- [Written instruction] Return a copy of every line in the records that includes the word "true".

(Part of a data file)
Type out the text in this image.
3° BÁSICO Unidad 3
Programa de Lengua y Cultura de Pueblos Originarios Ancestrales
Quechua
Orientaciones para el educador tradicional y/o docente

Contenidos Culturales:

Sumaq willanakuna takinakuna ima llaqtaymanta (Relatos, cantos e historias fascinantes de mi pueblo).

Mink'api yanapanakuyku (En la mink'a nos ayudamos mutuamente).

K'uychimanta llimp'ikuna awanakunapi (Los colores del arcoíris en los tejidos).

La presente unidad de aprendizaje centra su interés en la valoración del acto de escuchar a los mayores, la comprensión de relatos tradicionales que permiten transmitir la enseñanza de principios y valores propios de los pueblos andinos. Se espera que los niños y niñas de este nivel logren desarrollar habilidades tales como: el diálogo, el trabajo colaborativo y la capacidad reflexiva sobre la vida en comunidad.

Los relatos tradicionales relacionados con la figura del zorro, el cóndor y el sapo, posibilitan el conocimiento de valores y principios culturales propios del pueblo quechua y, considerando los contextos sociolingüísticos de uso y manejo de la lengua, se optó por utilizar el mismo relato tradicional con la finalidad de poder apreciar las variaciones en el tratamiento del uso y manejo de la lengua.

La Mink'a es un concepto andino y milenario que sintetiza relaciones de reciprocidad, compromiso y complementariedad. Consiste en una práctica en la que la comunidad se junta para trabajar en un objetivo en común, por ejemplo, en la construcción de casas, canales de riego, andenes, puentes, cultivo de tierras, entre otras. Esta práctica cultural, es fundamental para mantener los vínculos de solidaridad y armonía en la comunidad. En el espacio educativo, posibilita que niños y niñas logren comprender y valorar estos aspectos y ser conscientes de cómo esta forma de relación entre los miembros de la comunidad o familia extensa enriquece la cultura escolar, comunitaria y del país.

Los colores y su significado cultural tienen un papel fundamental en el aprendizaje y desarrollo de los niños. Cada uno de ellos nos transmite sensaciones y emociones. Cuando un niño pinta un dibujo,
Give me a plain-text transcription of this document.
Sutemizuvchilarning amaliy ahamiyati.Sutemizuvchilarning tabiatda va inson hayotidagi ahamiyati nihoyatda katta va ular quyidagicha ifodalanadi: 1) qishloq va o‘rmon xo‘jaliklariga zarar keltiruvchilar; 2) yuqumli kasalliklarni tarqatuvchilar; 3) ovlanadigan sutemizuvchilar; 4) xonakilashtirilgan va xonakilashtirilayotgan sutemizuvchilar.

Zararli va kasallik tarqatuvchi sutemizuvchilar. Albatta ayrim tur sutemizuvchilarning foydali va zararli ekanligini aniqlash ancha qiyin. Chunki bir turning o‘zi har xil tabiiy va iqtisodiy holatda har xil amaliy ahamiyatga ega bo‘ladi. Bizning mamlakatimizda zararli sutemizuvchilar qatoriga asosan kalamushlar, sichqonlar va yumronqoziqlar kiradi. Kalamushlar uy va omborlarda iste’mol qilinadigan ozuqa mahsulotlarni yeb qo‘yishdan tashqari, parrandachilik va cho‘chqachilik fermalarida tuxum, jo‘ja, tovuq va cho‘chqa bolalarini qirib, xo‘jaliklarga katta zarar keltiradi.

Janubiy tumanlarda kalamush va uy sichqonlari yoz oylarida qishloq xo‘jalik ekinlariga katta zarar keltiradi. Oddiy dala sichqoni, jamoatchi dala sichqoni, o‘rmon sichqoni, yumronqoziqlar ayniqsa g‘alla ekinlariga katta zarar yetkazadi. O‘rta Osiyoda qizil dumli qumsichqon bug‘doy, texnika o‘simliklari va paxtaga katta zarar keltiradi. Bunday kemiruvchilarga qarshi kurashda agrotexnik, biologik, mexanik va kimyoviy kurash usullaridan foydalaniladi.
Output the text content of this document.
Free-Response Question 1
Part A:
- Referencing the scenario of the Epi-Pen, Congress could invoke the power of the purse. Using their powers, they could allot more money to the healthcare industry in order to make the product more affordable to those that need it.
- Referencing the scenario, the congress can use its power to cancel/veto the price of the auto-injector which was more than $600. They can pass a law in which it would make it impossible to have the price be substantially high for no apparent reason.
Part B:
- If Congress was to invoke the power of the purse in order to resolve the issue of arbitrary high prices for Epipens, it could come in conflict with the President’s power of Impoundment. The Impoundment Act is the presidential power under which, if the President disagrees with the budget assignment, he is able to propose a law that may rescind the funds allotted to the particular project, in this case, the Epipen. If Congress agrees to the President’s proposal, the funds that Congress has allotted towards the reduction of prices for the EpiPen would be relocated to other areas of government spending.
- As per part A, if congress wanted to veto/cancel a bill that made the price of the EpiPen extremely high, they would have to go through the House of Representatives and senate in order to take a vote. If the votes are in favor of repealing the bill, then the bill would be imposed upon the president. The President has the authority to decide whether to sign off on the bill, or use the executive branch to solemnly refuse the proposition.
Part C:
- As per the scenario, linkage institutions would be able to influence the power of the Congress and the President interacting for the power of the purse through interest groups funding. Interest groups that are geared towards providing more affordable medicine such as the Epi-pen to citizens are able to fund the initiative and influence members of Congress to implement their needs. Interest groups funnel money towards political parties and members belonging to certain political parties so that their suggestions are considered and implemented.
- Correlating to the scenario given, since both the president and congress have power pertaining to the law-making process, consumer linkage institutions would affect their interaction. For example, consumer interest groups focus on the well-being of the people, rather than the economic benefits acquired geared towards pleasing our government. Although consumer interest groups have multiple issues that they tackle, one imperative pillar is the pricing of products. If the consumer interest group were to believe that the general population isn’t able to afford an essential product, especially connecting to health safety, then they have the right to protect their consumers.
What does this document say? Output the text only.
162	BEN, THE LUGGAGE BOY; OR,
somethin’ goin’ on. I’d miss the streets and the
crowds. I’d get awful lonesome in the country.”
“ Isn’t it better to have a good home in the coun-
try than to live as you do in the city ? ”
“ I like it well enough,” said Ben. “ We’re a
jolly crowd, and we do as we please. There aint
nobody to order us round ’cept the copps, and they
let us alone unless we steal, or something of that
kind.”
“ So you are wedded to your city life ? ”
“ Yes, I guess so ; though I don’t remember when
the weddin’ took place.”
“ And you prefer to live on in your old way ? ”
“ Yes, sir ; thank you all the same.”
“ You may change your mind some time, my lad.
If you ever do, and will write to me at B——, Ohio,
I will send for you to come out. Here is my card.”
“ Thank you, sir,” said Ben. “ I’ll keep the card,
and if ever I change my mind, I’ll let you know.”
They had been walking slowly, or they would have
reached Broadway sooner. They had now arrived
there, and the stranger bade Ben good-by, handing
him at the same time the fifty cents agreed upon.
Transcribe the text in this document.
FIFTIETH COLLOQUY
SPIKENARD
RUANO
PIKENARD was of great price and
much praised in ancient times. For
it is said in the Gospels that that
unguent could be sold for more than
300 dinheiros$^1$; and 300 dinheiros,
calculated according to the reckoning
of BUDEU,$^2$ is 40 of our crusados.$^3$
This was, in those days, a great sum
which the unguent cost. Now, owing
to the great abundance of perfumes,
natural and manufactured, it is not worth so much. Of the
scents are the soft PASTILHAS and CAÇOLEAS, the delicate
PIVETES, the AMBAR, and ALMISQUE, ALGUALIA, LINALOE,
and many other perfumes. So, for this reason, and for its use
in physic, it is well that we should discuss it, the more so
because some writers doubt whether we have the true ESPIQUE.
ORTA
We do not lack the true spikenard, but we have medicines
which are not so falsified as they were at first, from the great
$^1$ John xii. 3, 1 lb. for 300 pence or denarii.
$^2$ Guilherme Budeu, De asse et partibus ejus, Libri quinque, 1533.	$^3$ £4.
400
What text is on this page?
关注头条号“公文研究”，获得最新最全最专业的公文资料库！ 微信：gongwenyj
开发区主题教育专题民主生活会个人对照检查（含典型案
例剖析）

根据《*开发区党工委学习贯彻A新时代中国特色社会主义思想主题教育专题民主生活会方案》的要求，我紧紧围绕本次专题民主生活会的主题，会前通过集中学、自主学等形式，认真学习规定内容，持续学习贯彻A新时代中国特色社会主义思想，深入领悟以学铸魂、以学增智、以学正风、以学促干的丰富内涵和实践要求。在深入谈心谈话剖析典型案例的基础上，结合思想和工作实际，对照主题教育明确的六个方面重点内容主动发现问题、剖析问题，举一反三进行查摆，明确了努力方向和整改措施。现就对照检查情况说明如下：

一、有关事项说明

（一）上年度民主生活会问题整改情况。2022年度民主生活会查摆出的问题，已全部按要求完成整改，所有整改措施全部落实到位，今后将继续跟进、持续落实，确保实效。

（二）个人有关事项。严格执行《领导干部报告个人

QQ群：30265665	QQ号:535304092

- [Answer below]
because some writers doubt whether we have the true ESPIQUE.
We do not lack the true spikenard, but we have medicines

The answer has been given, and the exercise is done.